▶ [Materials provided]
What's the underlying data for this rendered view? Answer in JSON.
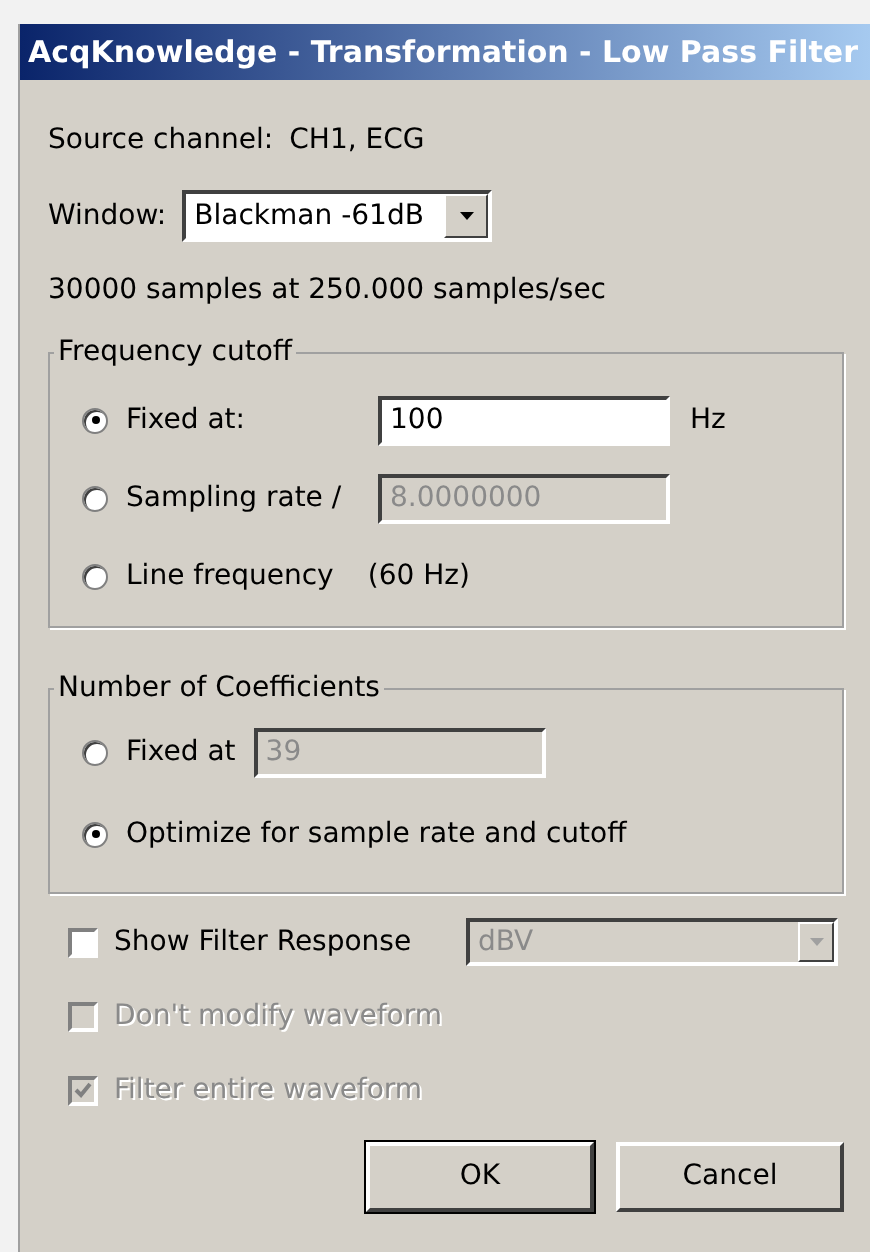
{
  "window": {
    "title": "AcqKnowledge - Transformation - Low Pass Filter"
  },
  "source_channel": {
    "label": "Source channel:",
    "value": "CH1, ECG"
  },
  "window_select": {
    "label": "Window:",
    "value": "Blackman -61dB"
  },
  "samples_info": "30000 samples at 250.000 samples/sec",
  "groups": [
    {
      "title": "Frequency cutoff",
      "options": [
        {
          "label": "Fixed at:",
          "selected": true,
          "field": {
            "value": "100",
            "disabled": false
          },
          "unit": "Hz"
        },
        {
          "label": "Sampling rate /",
          "selected": false,
          "field": {
            "value": "8.0000000",
            "disabled": true
          }
        },
        {
          "label": "Line frequency",
          "selected": false,
          "note": "(60 Hz)"
        }
      ]
    },
    {
      "title": "Number of Coefficients",
      "options": [
        {
          "label": "Fixed at",
          "selected": false,
          "field": {
            "value": "39",
            "disabled": true
          }
        },
        {
          "label": "Optimize for sample rate and cutoff",
          "selected": true
        }
      ]
    }
  ],
  "checkboxes": [
    {
      "label": "Show Filter Response",
      "checked": false,
      "disabled": false,
      "select": {
        "value": "dBV",
        "disabled": true
      }
    },
    {
      "label": "Don't modify waveform",
      "checked": false,
      "disabled": true
    },
    {
      "label": "Filter entire waveform",
      "checked": true,
      "disabled": true
    }
  ],
  "buttons": [
    {
      "label": "OK",
      "default": true
    },
    {
      "label": "Cancel",
      "default": false
    }
  ]
}
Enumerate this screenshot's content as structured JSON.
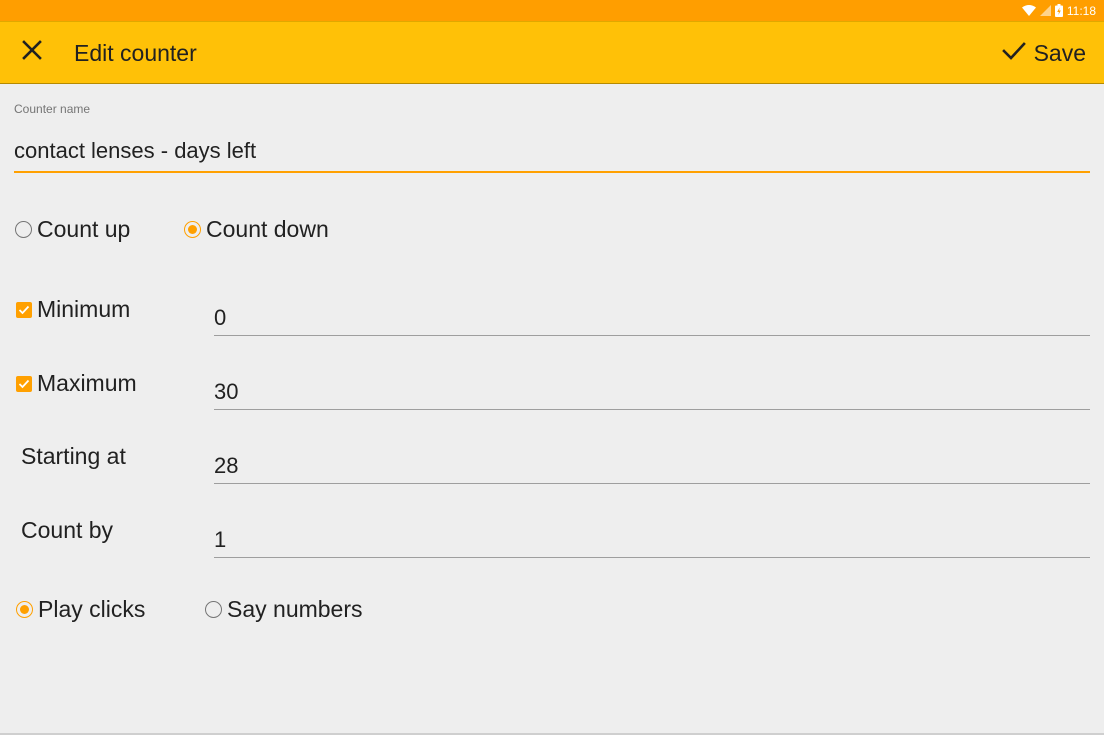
{
  "status_bar": {
    "time": "11:18",
    "icons": [
      "wifi-icon",
      "cell-signal-icon",
      "battery-charging-icon"
    ]
  },
  "app_bar": {
    "close_icon": "close-icon",
    "title": "Edit counter",
    "save_label": "Save",
    "save_icon": "check-icon",
    "color": "#ffc107"
  },
  "form": {
    "name_label": "Counter name",
    "name_value": "contact lenses - days left",
    "direction": {
      "count_up": "Count up",
      "count_down": "Count down",
      "selected": "Count down"
    },
    "minimum": {
      "label": "Minimum",
      "checked": true,
      "value": "0"
    },
    "maximum": {
      "label": "Maximum",
      "checked": true,
      "value": "30"
    },
    "starting_at": {
      "label": "Starting at",
      "value": "28"
    },
    "count_by": {
      "label": "Count by",
      "value": "1"
    },
    "sound": {
      "play_clicks": "Play clicks",
      "say_numbers": "Say numbers",
      "selected": "Play clicks"
    }
  },
  "colors": {
    "accent": "#ffa000",
    "status_bar": "#ff9e00",
    "background": "#eeeeee"
  }
}
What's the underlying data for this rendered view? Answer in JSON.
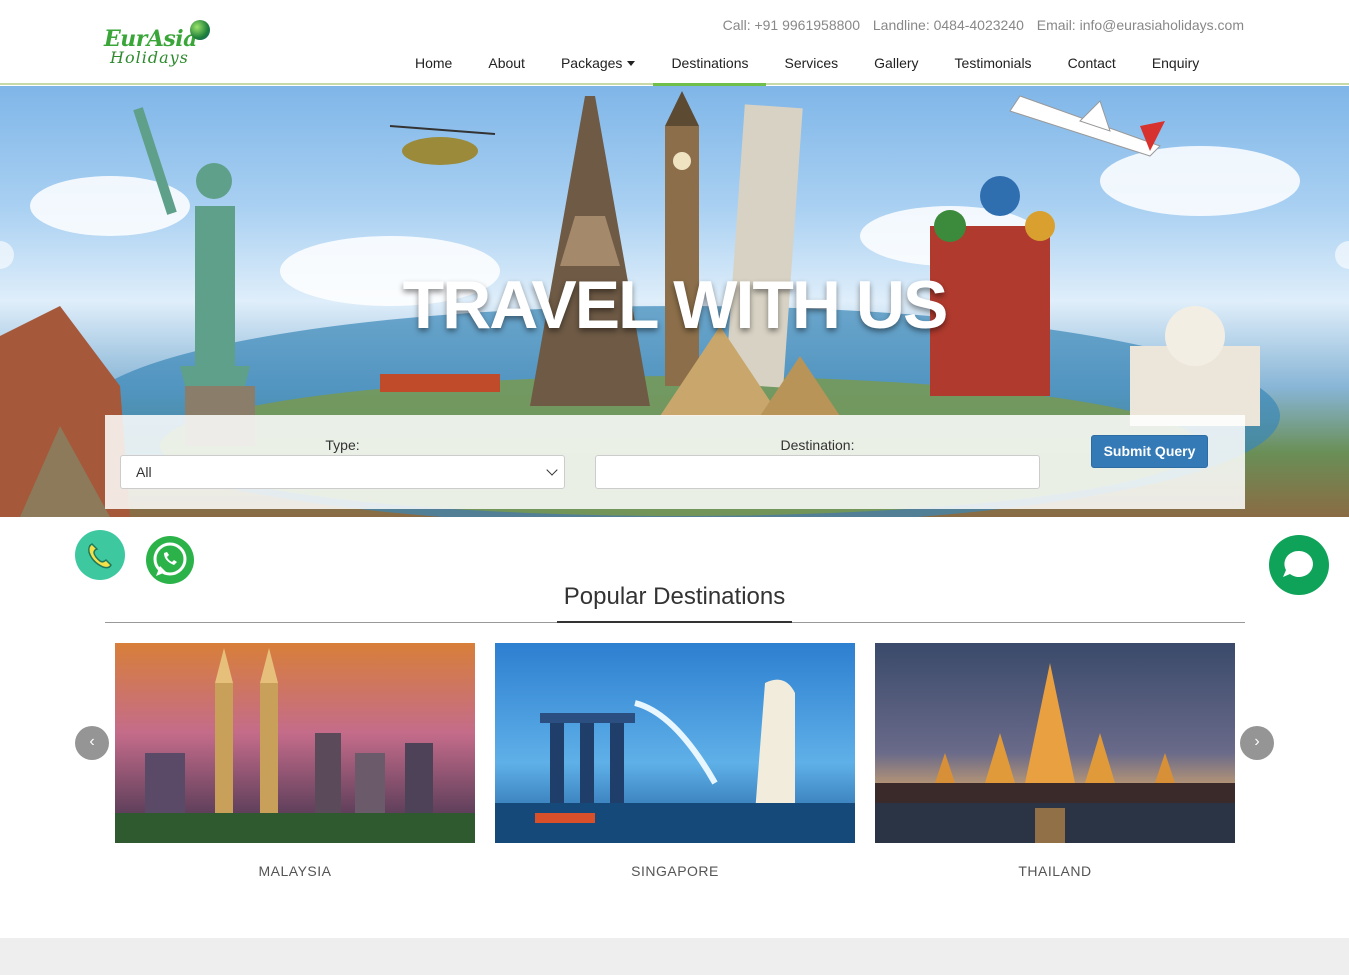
{
  "brand": {
    "logo_main": "EurAsia",
    "logo_sub": "Holidays"
  },
  "contact": {
    "call": "Call: +91 9961958800",
    "landline": "Landline: 0484-4023240",
    "email": "Email: info@eurasiaholidays.com"
  },
  "nav": {
    "items": [
      {
        "label": "Home"
      },
      {
        "label": "About"
      },
      {
        "label": "Packages"
      },
      {
        "label": "Destinations"
      },
      {
        "label": "Services"
      },
      {
        "label": "Gallery"
      },
      {
        "label": "Testimonials"
      },
      {
        "label": "Contact"
      },
      {
        "label": "Enquiry"
      }
    ],
    "active": "Destinations"
  },
  "hero": {
    "title": "TRAVEL WITH US"
  },
  "search": {
    "type_label": "Type:",
    "type_value": "All",
    "destination_label": "Destination:",
    "destination_value": "",
    "submit_label": "Submit Query"
  },
  "popular": {
    "title": "Popular Destinations",
    "destinations": [
      {
        "name": "MALAYSIA"
      },
      {
        "name": "SINGAPORE"
      },
      {
        "name": "THAILAND"
      }
    ],
    "prev_label": "‹",
    "next_label": "›"
  },
  "colors": {
    "accent": "#6fbf4a",
    "button": "#337ab7",
    "chat": "#0fa35a"
  }
}
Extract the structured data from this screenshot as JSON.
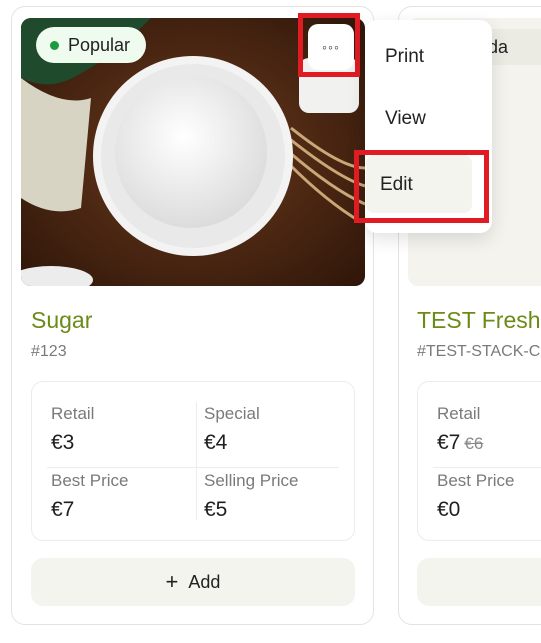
{
  "cards": [
    {
      "badge": "Popular",
      "title": "Sugar",
      "sku": "#123",
      "prices": [
        {
          "label": "Retail",
          "value": "€3"
        },
        {
          "label": "Special",
          "value": "€4"
        },
        {
          "label": "Best Price",
          "value": "€7"
        },
        {
          "label": "Selling Price",
          "value": "€5"
        }
      ],
      "add_label": "Add",
      "more_label": "◦◦◦"
    },
    {
      "badge": "e Upda",
      "title": "TEST Fresh",
      "sku": "#TEST-STACK-C",
      "prices": [
        {
          "label": "Retail",
          "value": "€7",
          "old_value": "€6"
        },
        {
          "label": "Best Price",
          "value": "€0"
        }
      ]
    }
  ],
  "menu": {
    "items": [
      "Print",
      "View",
      "Edit"
    ]
  },
  "colors": {
    "title": "#6c8a16",
    "highlight": "#e01b24",
    "badge_bg": "#effbee",
    "badge_dot": "#1b9a3f"
  }
}
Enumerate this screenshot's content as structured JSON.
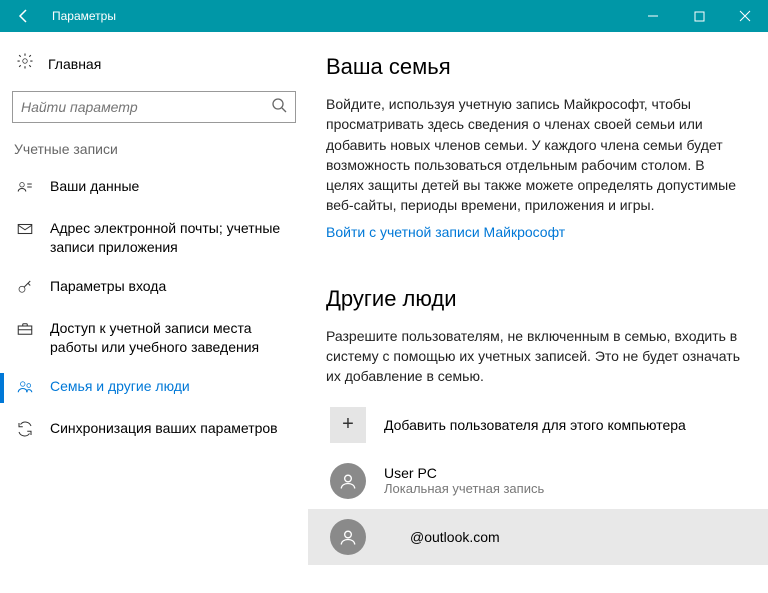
{
  "titlebar": {
    "title": "Параметры"
  },
  "sidebar": {
    "home": "Главная",
    "search_placeholder": "Найти параметр",
    "section": "Учетные записи",
    "items": [
      {
        "label": "Ваши данные"
      },
      {
        "label": "Адрес электронной почты; учетные записи приложения"
      },
      {
        "label": "Параметры входа"
      },
      {
        "label": "Доступ к учетной записи места работы или учебного заведения"
      },
      {
        "label": "Семья и другие люди"
      },
      {
        "label": "Синхронизация ваших параметров"
      }
    ]
  },
  "family": {
    "heading": "Ваша семья",
    "text": "Войдите, используя учетную запись Майкрософт, чтобы просматривать здесь сведения о членах своей семьи или добавить новых членов семьи. У каждого члена семьи будет возможность пользоваться отдельным рабочим столом. В целях защиты детей вы также можете определять допустимые веб-сайты, периоды времени, приложения и игры.",
    "link": "Войти с учетной записи Майкрософт"
  },
  "others": {
    "heading": "Другие люди",
    "text": "Разрешите пользователям, не включенным в семью, входить в систему с помощью их учетных записей. Это не будет означать их добавление в семью.",
    "add": "Добавить пользователя для этого компьютера",
    "users": [
      {
        "name": "User PC",
        "sub": "Локальная учетная запись"
      },
      {
        "name": "@outlook.com",
        "sub": ""
      }
    ]
  }
}
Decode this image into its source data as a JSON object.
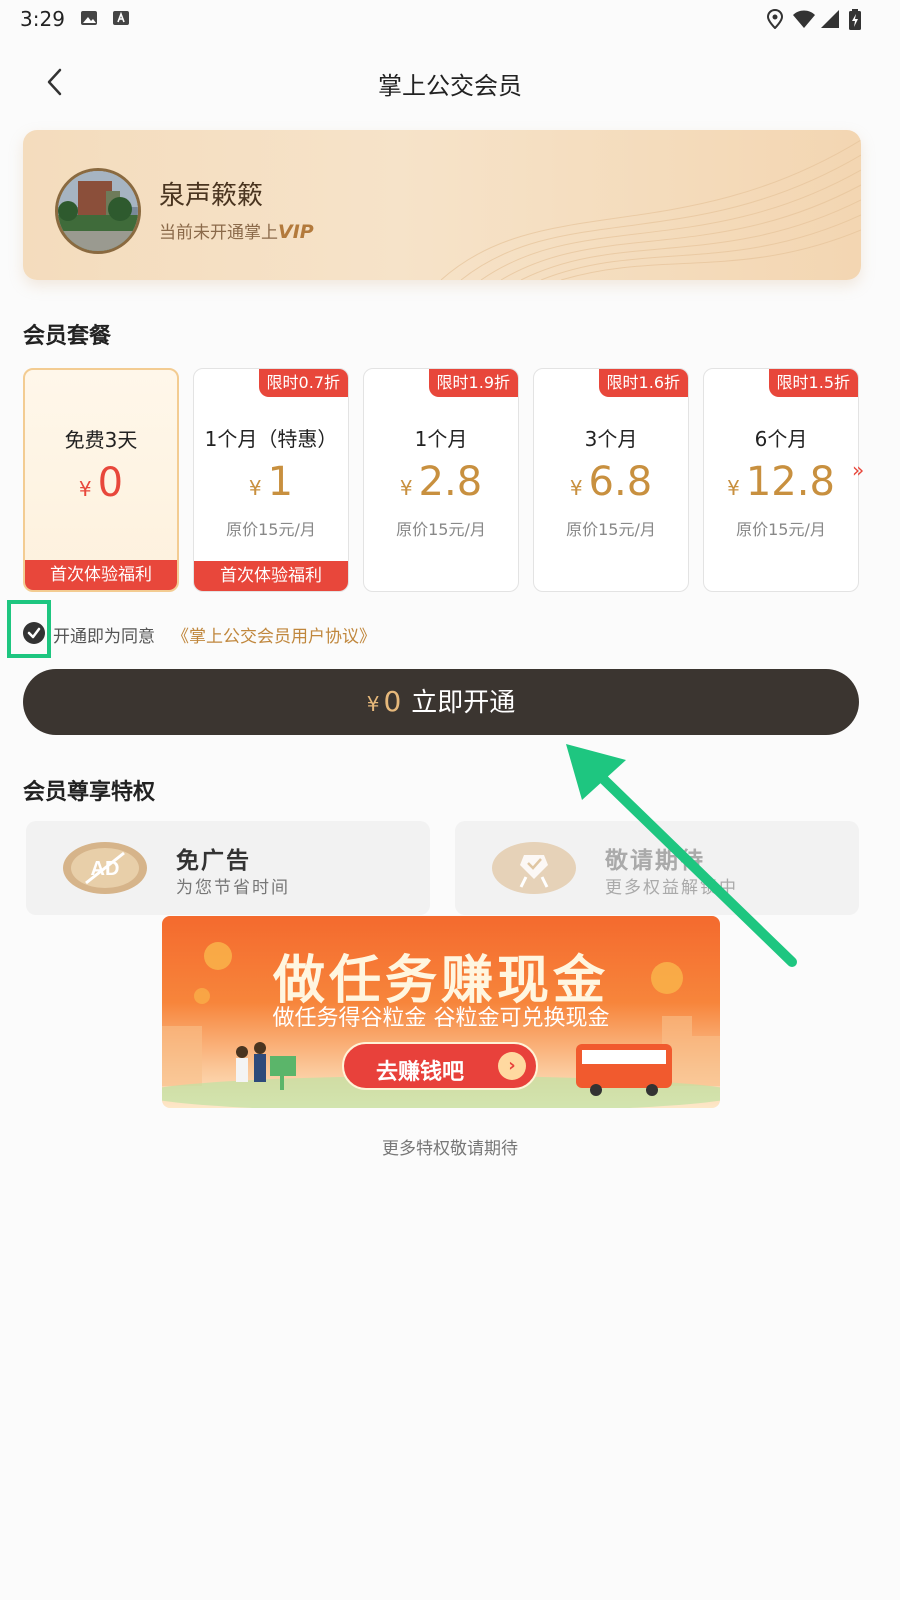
{
  "status_bar": {
    "time": "3:29"
  },
  "header": {
    "title": "掌上公交会员"
  },
  "profile": {
    "name": "泉声簌簌",
    "status_text": "当前未开通掌上",
    "vip_label": "VIP"
  },
  "plans_section": {
    "title": "会员套餐",
    "plans": [
      {
        "name": "免费3天",
        "currency": "¥",
        "price": "0",
        "original": "",
        "tag": "",
        "bottom": "首次体验福利",
        "selected": true
      },
      {
        "name": "1个月（特惠）",
        "currency": "¥",
        "price": "1",
        "original": "原价15元/月",
        "tag": "限时0.7折",
        "bottom": "首次体验福利",
        "selected": false
      },
      {
        "name": "1个月",
        "currency": "¥",
        "price": "2.8",
        "original": "原价15元/月",
        "tag": "限时1.9折",
        "bottom": "",
        "selected": false
      },
      {
        "name": "3个月",
        "currency": "¥",
        "price": "6.8",
        "original": "原价15元/月",
        "tag": "限时1.6折",
        "bottom": "",
        "selected": false
      },
      {
        "name": "6个月",
        "currency": "¥",
        "price": "12.8",
        "original": "原价15元/月",
        "tag": "限时1.5折",
        "bottom": "",
        "selected": false
      }
    ],
    "more_arrow": "»"
  },
  "agreement": {
    "checked": true,
    "text": "开通即为同意",
    "link": "《掌上公交会员用户协议》"
  },
  "buy_button": {
    "currency": "¥",
    "amount": "0",
    "label": "立即开通"
  },
  "privileges": {
    "title": "会员尊享特权",
    "items": [
      {
        "title": "免广告",
        "subtitle": "为您节省时间",
        "icon": "no-ad-icon"
      },
      {
        "title": "敬请期待",
        "subtitle": "更多权益解锁中",
        "icon": "badge-icon"
      }
    ]
  },
  "banner": {
    "title": "做任务赚现金",
    "subtitle": "做任务得谷粒金 谷粒金可兑换现金",
    "button": "去赚钱吧"
  },
  "footer": {
    "text": "更多特权敬请期待"
  },
  "colors": {
    "accent_red": "#e8473b",
    "gold": "#c8903f",
    "dark_button": "#3b3530",
    "highlight_green": "#1ec680"
  }
}
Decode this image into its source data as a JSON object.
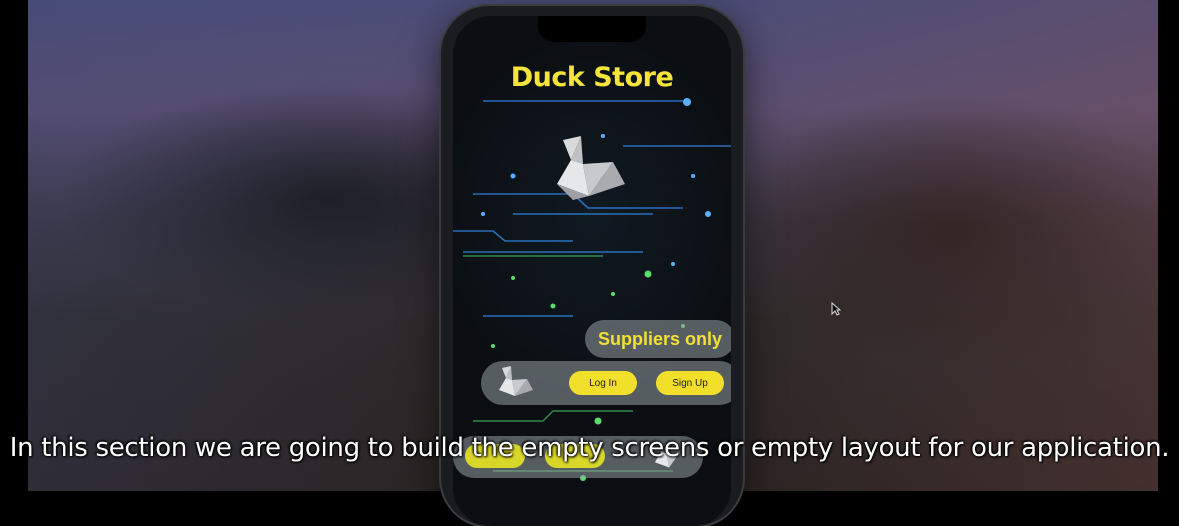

▶ [Aim of the exercise] Working from the entries above, return all lines that contain "cutoff".

▶ [Solved problem]
      "title": "Frequency cutoff",
          "label": "Optimize for sample rate and cutoff",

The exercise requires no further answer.